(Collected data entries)
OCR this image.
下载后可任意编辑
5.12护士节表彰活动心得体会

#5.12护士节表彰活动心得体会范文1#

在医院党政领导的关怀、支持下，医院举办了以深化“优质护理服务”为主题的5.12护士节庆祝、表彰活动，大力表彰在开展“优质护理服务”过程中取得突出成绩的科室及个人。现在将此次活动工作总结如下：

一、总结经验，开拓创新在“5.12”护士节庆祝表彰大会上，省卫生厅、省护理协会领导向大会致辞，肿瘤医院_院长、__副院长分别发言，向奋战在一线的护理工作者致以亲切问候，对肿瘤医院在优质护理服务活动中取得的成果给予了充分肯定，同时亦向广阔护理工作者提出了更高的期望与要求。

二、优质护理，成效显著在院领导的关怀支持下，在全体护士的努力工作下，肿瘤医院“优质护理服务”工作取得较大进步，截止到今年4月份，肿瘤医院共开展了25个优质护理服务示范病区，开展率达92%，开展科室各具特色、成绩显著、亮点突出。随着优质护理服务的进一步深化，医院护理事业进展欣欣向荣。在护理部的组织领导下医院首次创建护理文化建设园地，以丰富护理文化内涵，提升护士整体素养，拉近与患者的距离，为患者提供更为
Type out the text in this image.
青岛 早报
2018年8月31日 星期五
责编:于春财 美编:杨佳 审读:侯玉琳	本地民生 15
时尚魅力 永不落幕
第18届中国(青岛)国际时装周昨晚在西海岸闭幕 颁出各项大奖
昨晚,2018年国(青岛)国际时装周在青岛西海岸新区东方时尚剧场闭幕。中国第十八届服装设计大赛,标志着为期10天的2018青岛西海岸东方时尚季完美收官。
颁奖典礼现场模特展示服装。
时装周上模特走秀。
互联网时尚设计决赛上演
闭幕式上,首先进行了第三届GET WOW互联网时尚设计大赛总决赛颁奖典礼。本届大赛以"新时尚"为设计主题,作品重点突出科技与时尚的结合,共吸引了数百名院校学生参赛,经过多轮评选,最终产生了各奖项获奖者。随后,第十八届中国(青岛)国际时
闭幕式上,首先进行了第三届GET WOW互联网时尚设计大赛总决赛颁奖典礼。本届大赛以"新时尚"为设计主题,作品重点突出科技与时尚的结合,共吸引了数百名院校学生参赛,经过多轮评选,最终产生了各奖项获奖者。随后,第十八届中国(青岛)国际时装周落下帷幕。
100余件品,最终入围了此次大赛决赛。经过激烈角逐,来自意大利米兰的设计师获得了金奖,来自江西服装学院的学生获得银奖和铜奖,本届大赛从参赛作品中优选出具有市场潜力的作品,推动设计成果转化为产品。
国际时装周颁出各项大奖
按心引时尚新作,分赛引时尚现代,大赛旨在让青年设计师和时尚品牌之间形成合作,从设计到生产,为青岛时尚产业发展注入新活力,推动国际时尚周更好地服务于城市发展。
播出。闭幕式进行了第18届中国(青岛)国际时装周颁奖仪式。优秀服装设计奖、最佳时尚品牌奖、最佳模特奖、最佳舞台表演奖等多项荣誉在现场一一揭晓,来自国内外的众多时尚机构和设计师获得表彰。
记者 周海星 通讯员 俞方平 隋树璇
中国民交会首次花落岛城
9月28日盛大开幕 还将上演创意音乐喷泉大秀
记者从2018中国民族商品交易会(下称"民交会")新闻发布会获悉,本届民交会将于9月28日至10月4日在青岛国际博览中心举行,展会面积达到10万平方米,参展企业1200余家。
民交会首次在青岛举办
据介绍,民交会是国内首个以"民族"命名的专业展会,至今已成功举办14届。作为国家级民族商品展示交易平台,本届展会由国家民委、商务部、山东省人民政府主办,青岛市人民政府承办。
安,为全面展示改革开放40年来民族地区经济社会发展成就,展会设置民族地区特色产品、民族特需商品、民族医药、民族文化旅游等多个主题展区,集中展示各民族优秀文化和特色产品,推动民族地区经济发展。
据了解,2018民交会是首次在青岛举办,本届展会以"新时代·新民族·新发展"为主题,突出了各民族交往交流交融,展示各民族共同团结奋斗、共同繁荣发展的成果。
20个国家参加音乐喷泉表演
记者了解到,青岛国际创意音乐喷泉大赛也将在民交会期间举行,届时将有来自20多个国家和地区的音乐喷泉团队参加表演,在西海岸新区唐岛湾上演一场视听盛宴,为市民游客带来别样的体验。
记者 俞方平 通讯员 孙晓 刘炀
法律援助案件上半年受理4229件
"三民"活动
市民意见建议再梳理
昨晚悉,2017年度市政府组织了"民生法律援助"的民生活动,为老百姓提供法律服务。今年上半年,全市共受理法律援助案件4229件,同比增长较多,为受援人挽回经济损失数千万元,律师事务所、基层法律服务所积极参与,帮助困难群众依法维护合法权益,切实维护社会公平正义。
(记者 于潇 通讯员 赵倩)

— EXERCISE DIRECTIONS —
Search the lines above for the string "首先进行了第三届GET" and copy each line that has it.

— WORKED SOLUTION —
闭幕式上,首先进行了第三届GET WOW互联网时尚设计大赛总决赛颁奖典礼。本届大赛以"新时尚"为设计主题,作品重点突出科技与时尚的结合,共吸引了数百名院校学生参赛,经过多轮评选,最终产生了各奖项获奖者。随后,第十八届中国(青岛)国际时
闭幕式上,首先进行了第三届GET WOW互联网时尚设计大赛总决赛颁奖典礼。本届大赛以"新时尚"为设计主题,作品重点突出科技与时尚的结合,共吸引了数百名院校学生参赛,经过多轮评选,最终产生了各奖项获奖者。随后,第十八届中国(青岛)国际时装周落下帷幕。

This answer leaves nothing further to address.